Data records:
## BEGIN
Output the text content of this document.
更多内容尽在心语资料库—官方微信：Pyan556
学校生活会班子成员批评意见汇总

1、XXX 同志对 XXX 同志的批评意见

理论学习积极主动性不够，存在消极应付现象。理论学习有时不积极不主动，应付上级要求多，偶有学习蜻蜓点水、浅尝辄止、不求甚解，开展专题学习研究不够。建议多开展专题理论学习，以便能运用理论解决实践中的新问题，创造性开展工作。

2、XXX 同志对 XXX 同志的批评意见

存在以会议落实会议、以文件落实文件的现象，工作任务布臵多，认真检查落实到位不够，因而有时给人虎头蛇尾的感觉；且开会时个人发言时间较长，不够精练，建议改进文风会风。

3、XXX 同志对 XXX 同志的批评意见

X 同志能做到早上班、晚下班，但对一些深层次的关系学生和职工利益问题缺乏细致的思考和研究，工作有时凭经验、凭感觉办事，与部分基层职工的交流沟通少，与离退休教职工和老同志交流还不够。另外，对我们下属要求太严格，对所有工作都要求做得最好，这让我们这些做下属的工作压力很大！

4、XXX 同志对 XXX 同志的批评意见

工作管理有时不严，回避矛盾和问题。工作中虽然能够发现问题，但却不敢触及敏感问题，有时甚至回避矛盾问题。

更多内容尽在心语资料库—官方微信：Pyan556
## END
## BEGIN
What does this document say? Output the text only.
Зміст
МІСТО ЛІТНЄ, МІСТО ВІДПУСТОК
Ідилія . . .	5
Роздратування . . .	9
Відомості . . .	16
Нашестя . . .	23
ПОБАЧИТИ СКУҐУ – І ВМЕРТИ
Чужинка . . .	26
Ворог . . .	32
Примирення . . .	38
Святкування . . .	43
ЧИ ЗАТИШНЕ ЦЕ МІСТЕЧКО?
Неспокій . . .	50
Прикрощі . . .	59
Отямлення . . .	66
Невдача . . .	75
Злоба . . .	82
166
## END
**EXERCISE TASK**
Pull out each line containing the word "document" and copy it.

**ANSWER IN FULL**
Output the text content of this document.
What does this document say? Output the text only.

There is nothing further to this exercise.